### EXERCISE INSTRUCTIONS
Using the material below, copy every line where "имеет" appears.

### TASK DATA
○ ○ ○ ○ ○ ○ ○

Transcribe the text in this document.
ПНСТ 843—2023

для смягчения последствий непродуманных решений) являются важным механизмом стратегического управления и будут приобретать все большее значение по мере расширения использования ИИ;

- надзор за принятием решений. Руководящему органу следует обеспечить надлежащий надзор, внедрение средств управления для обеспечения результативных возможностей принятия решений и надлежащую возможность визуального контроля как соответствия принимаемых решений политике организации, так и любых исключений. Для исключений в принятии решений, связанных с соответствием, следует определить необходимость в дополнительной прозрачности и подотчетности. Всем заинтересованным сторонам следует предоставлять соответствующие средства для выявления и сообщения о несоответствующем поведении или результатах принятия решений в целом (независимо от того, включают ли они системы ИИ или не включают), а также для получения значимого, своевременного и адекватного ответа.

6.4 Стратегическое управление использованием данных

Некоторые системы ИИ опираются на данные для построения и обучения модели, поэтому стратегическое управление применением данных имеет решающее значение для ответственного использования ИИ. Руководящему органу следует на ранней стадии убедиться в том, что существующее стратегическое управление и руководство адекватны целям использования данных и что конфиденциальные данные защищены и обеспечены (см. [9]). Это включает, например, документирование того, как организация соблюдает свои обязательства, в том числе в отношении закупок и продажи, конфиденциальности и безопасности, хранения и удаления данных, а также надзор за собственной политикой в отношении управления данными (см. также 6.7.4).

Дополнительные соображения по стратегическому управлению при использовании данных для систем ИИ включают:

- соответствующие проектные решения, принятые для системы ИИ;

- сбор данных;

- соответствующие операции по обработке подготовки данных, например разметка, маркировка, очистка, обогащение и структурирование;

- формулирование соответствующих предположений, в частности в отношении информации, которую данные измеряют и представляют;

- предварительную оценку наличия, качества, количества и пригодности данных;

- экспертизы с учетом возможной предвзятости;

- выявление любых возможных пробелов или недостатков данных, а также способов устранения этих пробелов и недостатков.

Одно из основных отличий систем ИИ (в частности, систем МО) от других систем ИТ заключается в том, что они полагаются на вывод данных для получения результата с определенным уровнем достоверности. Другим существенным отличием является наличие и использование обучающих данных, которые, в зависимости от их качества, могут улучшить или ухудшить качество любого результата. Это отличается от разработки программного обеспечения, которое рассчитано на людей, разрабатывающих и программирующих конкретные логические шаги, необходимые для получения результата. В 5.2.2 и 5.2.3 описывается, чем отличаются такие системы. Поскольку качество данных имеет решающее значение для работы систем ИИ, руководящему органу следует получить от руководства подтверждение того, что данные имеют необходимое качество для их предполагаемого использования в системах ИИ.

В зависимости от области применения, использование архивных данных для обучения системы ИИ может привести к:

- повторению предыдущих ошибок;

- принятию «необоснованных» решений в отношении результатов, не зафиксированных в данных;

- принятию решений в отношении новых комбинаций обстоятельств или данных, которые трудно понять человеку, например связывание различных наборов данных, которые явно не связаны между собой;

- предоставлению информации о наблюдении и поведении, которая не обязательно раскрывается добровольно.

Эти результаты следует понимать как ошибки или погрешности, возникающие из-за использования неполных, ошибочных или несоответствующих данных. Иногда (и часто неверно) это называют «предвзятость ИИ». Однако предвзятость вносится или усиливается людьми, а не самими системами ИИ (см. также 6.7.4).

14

○ ○ ○ ○ ○ ○ ○

### RESULT
Некоторые системы ИИ опираются на данные для построения и обучения модели, поэтому стратегическое управление применением данных имеет решающее значение для ответственного использования ИИ. Руководящему органу следует на ранней стадии убедиться в том, что существующее стратегическое управление и руководство адекватны целям использования данных и что конфиденциальные данные защищены и обеспечены (см. [9]). Это включает, например, документирование того, как организация соблюдает свои обязательства, в том числе в отношении закупок и продажи, конфиденциальности и безопасности, хранения и удаления данных, а также надзор за собственной политикой в отношении управления данными (см. также 6.7.4).
Одно из основных отличий систем ИИ (в частности, систем МО) от других систем ИТ заключается в том, что они полагаются на вывод данных для получения результата с определенным уровнем достоверности. Другим существенным отличием является наличие и использование обучающих данных, которые, в зависимости от их качества, могут улучшить или ухудшить качество любого результата. Это отличается от разработки программного обеспечения, которое рассчитано на людей, разрабатывающих и программирующих конкретные логические шаги, необходимые для получения результата. В 5.2.2 и 5.2.3 описывается, чем отличаются такие системы. Поскольку качество данных имеет решающее значение для работы систем ИИ, руководящему органу следует получить от руководства подтверждение того, что данные имеют необходимое качество для их предполагаемого использования в системах ИИ.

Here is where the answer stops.